- [What is needed]
Examine the records and identify each line that includes the string "Payables". Copy those lines.

- [Source material]

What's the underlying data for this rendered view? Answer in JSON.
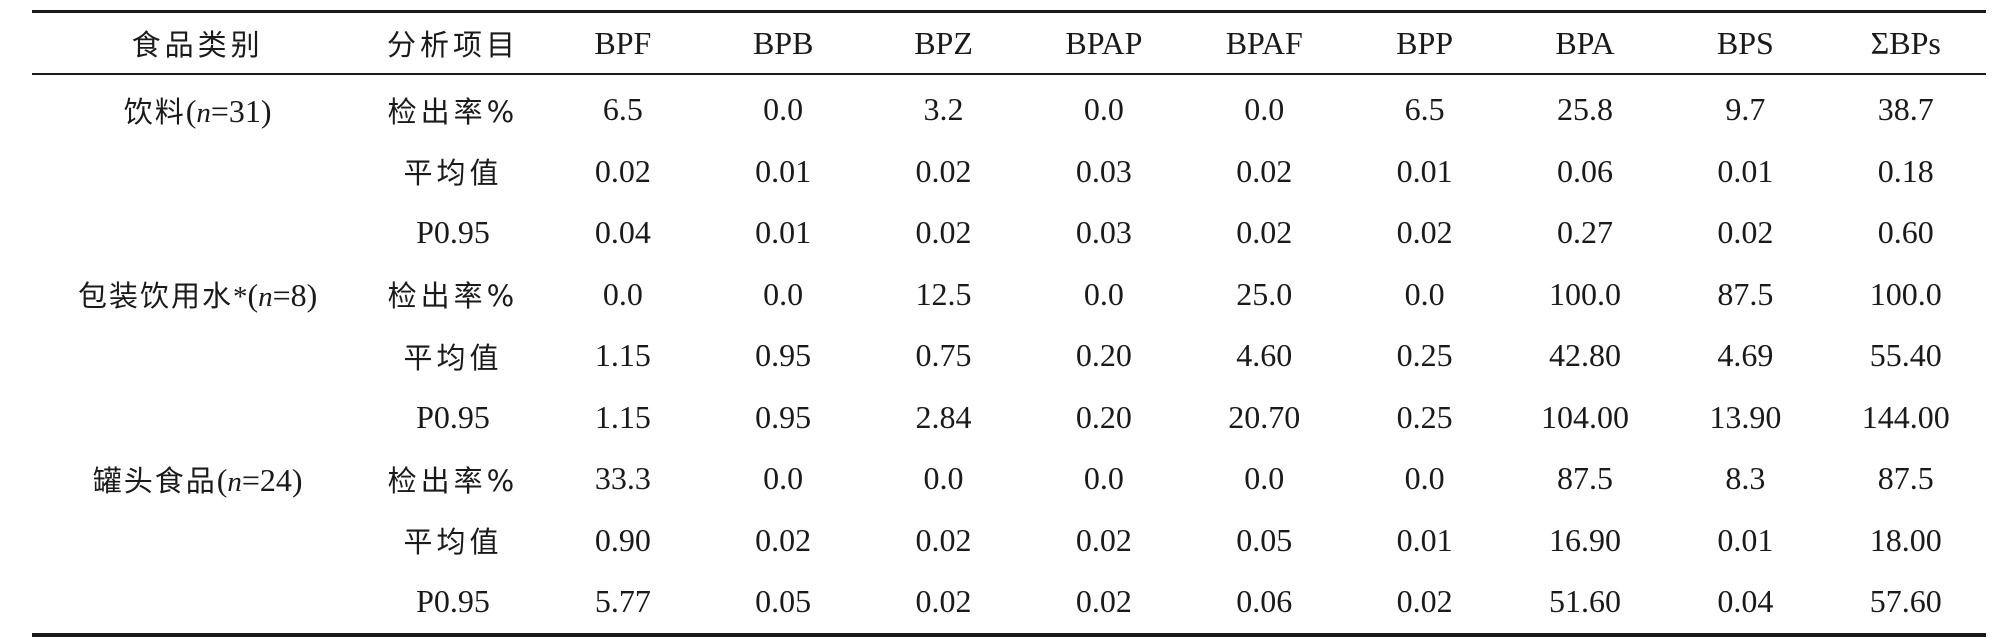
{
  "header": {
    "category": "食品类别",
    "item": "分析项目",
    "columns": [
      "BPF",
      "BPB",
      "BPZ",
      "BPAP",
      "BPAF",
      "BPP",
      "BPA",
      "BPS",
      "ΣBPs"
    ]
  },
  "groups": [
    {
      "name": "饮料",
      "n_label": "n",
      "n_value": "=31",
      "suffix": "",
      "rows": [
        {
          "item": "检出率%",
          "values": [
            "6.5",
            "0.0",
            "3.2",
            "0.0",
            "0.0",
            "6.5",
            "25.8",
            "9.7",
            "38.7"
          ]
        },
        {
          "item": "平均值",
          "values": [
            "0.02",
            "0.01",
            "0.02",
            "0.03",
            "0.02",
            "0.01",
            "0.06",
            "0.01",
            "0.18"
          ]
        },
        {
          "item": "P0.95",
          "values": [
            "0.04",
            "0.01",
            "0.02",
            "0.03",
            "0.02",
            "0.02",
            "0.27",
            "0.02",
            "0.60"
          ]
        }
      ]
    },
    {
      "name": "包装饮用水",
      "n_label": "n",
      "n_value": "=8",
      "suffix": "*",
      "rows": [
        {
          "item": "检出率%",
          "values": [
            "0.0",
            "0.0",
            "12.5",
            "0.0",
            "25.0",
            "0.0",
            "100.0",
            "87.5",
            "100.0"
          ]
        },
        {
          "item": "平均值",
          "values": [
            "1.15",
            "0.95",
            "0.75",
            "0.20",
            "4.60",
            "0.25",
            "42.80",
            "4.69",
            "55.40"
          ]
        },
        {
          "item": "P0.95",
          "values": [
            "1.15",
            "0.95",
            "2.84",
            "0.20",
            "20.70",
            "0.25",
            "104.00",
            "13.90",
            "144.00"
          ]
        }
      ]
    },
    {
      "name": "罐头食品",
      "n_label": "n",
      "n_value": "=24",
      "suffix": "",
      "rows": [
        {
          "item": "检出率%",
          "values": [
            "33.3",
            "0.0",
            "0.0",
            "0.0",
            "0.0",
            "0.0",
            "87.5",
            "8.3",
            "87.5"
          ]
        },
        {
          "item": "平均值",
          "values": [
            "0.90",
            "0.02",
            "0.02",
            "0.02",
            "0.05",
            "0.01",
            "16.90",
            "0.01",
            "18.00"
          ]
        },
        {
          "item": "P0.95",
          "values": [
            "5.77",
            "0.05",
            "0.02",
            "0.02",
            "0.06",
            "0.02",
            "51.60",
            "0.04",
            "57.60"
          ]
        }
      ]
    }
  ]
}
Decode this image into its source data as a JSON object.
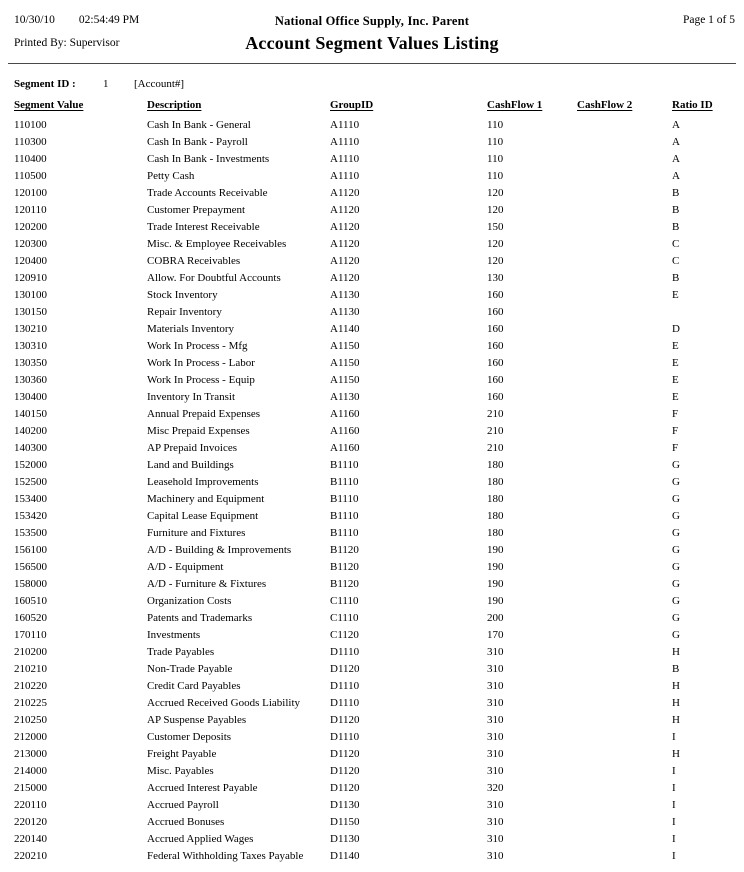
{
  "header": {
    "date": "10/30/10",
    "time": "02:54:49 PM",
    "printed_by": "Printed By: Supervisor",
    "company": "National Office Supply, Inc. Parent",
    "report_title": "Account Segment Values Listing",
    "page_info": "Page 1 of 5"
  },
  "segment": {
    "label": "Segment ID :",
    "value": "1",
    "account_mask": "[Account#]"
  },
  "table": {
    "columns": [
      "Segment Value",
      "Description",
      "GroupID",
      "CashFlow 1",
      "CashFlow 2",
      "Ratio ID"
    ],
    "rows": [
      [
        "110100",
        "Cash In Bank - General",
        "A1110",
        "110",
        "",
        "A"
      ],
      [
        "110300",
        "Cash In Bank - Payroll",
        "A1110",
        "110",
        "",
        "A"
      ],
      [
        "110400",
        "Cash In Bank - Investments",
        "A1110",
        "110",
        "",
        "A"
      ],
      [
        "110500",
        "Petty Cash",
        "A1110",
        "110",
        "",
        "A"
      ],
      [
        "120100",
        "Trade Accounts Receivable",
        "A1120",
        "120",
        "",
        "B"
      ],
      [
        "120110",
        "Customer Prepayment",
        "A1120",
        "120",
        "",
        "B"
      ],
      [
        "120200",
        "Trade Interest Receivable",
        "A1120",
        "150",
        "",
        "B"
      ],
      [
        "120300",
        "Misc. & Employee Receivables",
        "A1120",
        "120",
        "",
        "C"
      ],
      [
        "120400",
        "COBRA Receivables",
        "A1120",
        "120",
        "",
        "C"
      ],
      [
        "120910",
        "Allow. For Doubtful Accounts",
        "A1120",
        "130",
        "",
        "B"
      ],
      [
        "130100",
        "Stock Inventory",
        "A1130",
        "160",
        "",
        "E"
      ],
      [
        "130150",
        "Repair Inventory",
        "A1130",
        "160",
        "",
        ""
      ],
      [
        "130210",
        "Materials Inventory",
        "A1140",
        "160",
        "",
        "D"
      ],
      [
        "130310",
        "Work In Process - Mfg",
        "A1150",
        "160",
        "",
        "E"
      ],
      [
        "130350",
        "Work In Process - Labor",
        "A1150",
        "160",
        "",
        "E"
      ],
      [
        "130360",
        "Work In Process - Equip",
        "A1150",
        "160",
        "",
        "E"
      ],
      [
        "130400",
        "Inventory In Transit",
        "A1130",
        "160",
        "",
        "E"
      ],
      [
        "140150",
        "Annual Prepaid Expenses",
        "A1160",
        "210",
        "",
        "F"
      ],
      [
        "140200",
        "Misc Prepaid Expenses",
        "A1160",
        "210",
        "",
        "F"
      ],
      [
        "140300",
        "AP Prepaid Invoices",
        "A1160",
        "210",
        "",
        "F"
      ],
      [
        "152000",
        "Land and Buildings",
        "B1110",
        "180",
        "",
        "G"
      ],
      [
        "152500",
        "Leasehold Improvements",
        "B1110",
        "180",
        "",
        "G"
      ],
      [
        "153400",
        "Machinery and Equipment",
        "B1110",
        "180",
        "",
        "G"
      ],
      [
        "153420",
        "Capital Lease Equipment",
        "B1110",
        "180",
        "",
        "G"
      ],
      [
        "153500",
        "Furniture and Fixtures",
        "B1110",
        "180",
        "",
        "G"
      ],
      [
        "156100",
        "A/D - Building & Improvements",
        "B1120",
        "190",
        "",
        "G"
      ],
      [
        "156500",
        "A/D - Equipment",
        "B1120",
        "190",
        "",
        "G"
      ],
      [
        "158000",
        "A/D - Furniture & Fixtures",
        "B1120",
        "190",
        "",
        "G"
      ],
      [
        "160510",
        "Organization Costs",
        "C1110",
        "190",
        "",
        "G"
      ],
      [
        "160520",
        "Patents and Trademarks",
        "C1110",
        "200",
        "",
        "G"
      ],
      [
        "170110",
        "Investments",
        "C1120",
        "170",
        "",
        "G"
      ],
      [
        "210200",
        "Trade Payables",
        "D1110",
        "310",
        "",
        "H"
      ],
      [
        "210210",
        "Non-Trade Payable",
        "D1120",
        "310",
        "",
        "B"
      ],
      [
        "210220",
        "Credit Card Payables",
        "D1110",
        "310",
        "",
        "H"
      ],
      [
        "210225",
        "Accrued Received Goods Liability",
        "D1110",
        "310",
        "",
        "H"
      ],
      [
        "210250",
        "AP Suspense Payables",
        "D1120",
        "310",
        "",
        "H"
      ],
      [
        "212000",
        "Customer Deposits",
        "D1110",
        "310",
        "",
        "I"
      ],
      [
        "213000",
        "Freight Payable",
        "D1120",
        "310",
        "",
        "H"
      ],
      [
        "214000",
        "Misc. Payables",
        "D1120",
        "310",
        "",
        "I"
      ],
      [
        "215000",
        "Accrued Interest Payable",
        "D1120",
        "320",
        "",
        "I"
      ],
      [
        "220110",
        "Accrued Payroll",
        "D1130",
        "310",
        "",
        "I"
      ],
      [
        "220120",
        "Accrued Bonuses",
        "D1150",
        "310",
        "",
        "I"
      ],
      [
        "220140",
        "Accrued Applied Wages",
        "D1130",
        "310",
        "",
        "I"
      ],
      [
        "220210",
        "Federal Withholding Taxes Payable",
        "D1140",
        "310",
        "",
        "I"
      ]
    ]
  }
}
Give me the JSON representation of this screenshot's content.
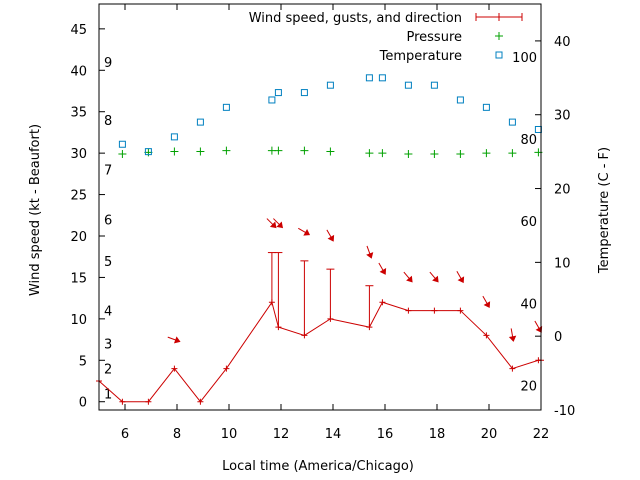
{
  "chart_data": {
    "type": "line",
    "xlabel": "Local time (America/Chicago)",
    "ylabel_left": "Wind speed (kt - Beaufort)",
    "ylabel_right": "Temperature (C - F)",
    "xlim": [
      5,
      22
    ],
    "ylim_left": [
      -1,
      48
    ],
    "ylim_right": [
      -10,
      45
    ],
    "x_ticks": [
      6,
      8,
      10,
      12,
      14,
      16,
      18,
      20,
      22
    ],
    "y_left_ticks": [
      0,
      5,
      10,
      15,
      20,
      25,
      30,
      35,
      40,
      45
    ],
    "y_right_ticks": [
      -10,
      0,
      10,
      20,
      30,
      40
    ],
    "beaufort_labels": [
      {
        "label": "1",
        "at": 1
      },
      {
        "label": "2",
        "at": 4
      },
      {
        "label": "3",
        "at": 7
      },
      {
        "label": "4",
        "at": 11
      },
      {
        "label": "5",
        "at": 17
      },
      {
        "label": "6",
        "at": 22
      },
      {
        "label": "7",
        "at": 28
      },
      {
        "label": "8",
        "at": 34
      },
      {
        "label": "9",
        "at": 41
      }
    ],
    "fahrenheit_labels": [
      {
        "label": "20",
        "at": -6.7
      },
      {
        "label": "40",
        "at": 4.4
      },
      {
        "label": "60",
        "at": 15.6
      },
      {
        "label": "80",
        "at": 26.7
      },
      {
        "label": "100",
        "at": 37.8
      }
    ],
    "legend": [
      {
        "label": "Wind speed, gusts, and direction",
        "color": "#cc0000"
      },
      {
        "label": "Pressure",
        "color": "#00a000"
      },
      {
        "label": "Temperature",
        "color": "#0080c0"
      }
    ],
    "series": [
      {
        "name": "Wind speed",
        "axis": "left",
        "color": "#cc0000",
        "x": [
          5,
          5.9,
          6.9,
          7.9,
          8.9,
          9.9,
          11.65,
          11.9,
          12.9,
          13.9,
          15.4,
          15.9,
          16.9,
          17.9,
          18.9,
          19.9,
          20.9,
          21.9,
          22
        ],
        "y": [
          2.5,
          0,
          0,
          4,
          0,
          4,
          12,
          9,
          8,
          10,
          9,
          12,
          11,
          11,
          11,
          8,
          4,
          5,
          5
        ],
        "gusts": [
          {
            "x": 11.65,
            "y": 18
          },
          {
            "x": 11.9,
            "y": 18
          },
          {
            "x": 12.9,
            "y": 17
          },
          {
            "x": 13.9,
            "y": 16
          },
          {
            "x": 15.4,
            "y": 14
          }
        ],
        "direction": [
          {
            "x": 7.9,
            "y": 7.5,
            "deg": 20
          },
          {
            "x": 11.65,
            "y": 21.5,
            "deg": 45
          },
          {
            "x": 11.9,
            "y": 21.5,
            "deg": 45
          },
          {
            "x": 12.9,
            "y": 20.5,
            "deg": 30
          },
          {
            "x": 13.9,
            "y": 20,
            "deg": 60
          },
          {
            "x": 15.4,
            "y": 18,
            "deg": 70
          },
          {
            "x": 15.9,
            "y": 16,
            "deg": 60
          },
          {
            "x": 16.9,
            "y": 15,
            "deg": 50
          },
          {
            "x": 17.9,
            "y": 15,
            "deg": 50
          },
          {
            "x": 18.9,
            "y": 15,
            "deg": 60
          },
          {
            "x": 19.9,
            "y": 12,
            "deg": 60
          },
          {
            "x": 20.9,
            "y": 8,
            "deg": 80
          },
          {
            "x": 21.9,
            "y": 9,
            "deg": 60
          }
        ]
      },
      {
        "name": "Pressure",
        "axis": "left",
        "color": "#00a000",
        "x": [
          5.9,
          6.9,
          7.9,
          8.9,
          9.9,
          11.65,
          11.9,
          12.9,
          13.9,
          15.4,
          15.9,
          16.9,
          17.9,
          18.9,
          19.9,
          20.9,
          21.9
        ],
        "y": [
          29.9,
          30.1,
          30.2,
          30.2,
          30.3,
          30.3,
          30.3,
          30.3,
          30.2,
          30,
          30,
          29.9,
          29.9,
          29.9,
          30,
          30,
          30.1
        ]
      },
      {
        "name": "Temperature",
        "axis": "right",
        "color": "#0080c0",
        "x": [
          5.9,
          6.9,
          7.9,
          8.9,
          9.9,
          11.65,
          11.9,
          12.9,
          13.9,
          15.4,
          15.9,
          16.9,
          17.9,
          18.9,
          19.9,
          20.9,
          21.9
        ],
        "y": [
          26,
          25,
          27,
          29,
          31,
          32,
          33,
          33,
          34,
          35,
          35,
          34,
          34,
          32,
          31,
          29,
          28
        ]
      }
    ]
  }
}
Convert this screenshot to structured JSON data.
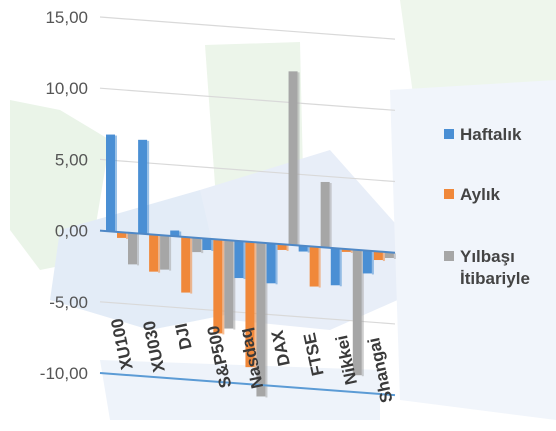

- [Final answer]
        "Trade Payables",
        "Credit Card Payables",
        "AP Suspense Payables",
        "Misc. Payables",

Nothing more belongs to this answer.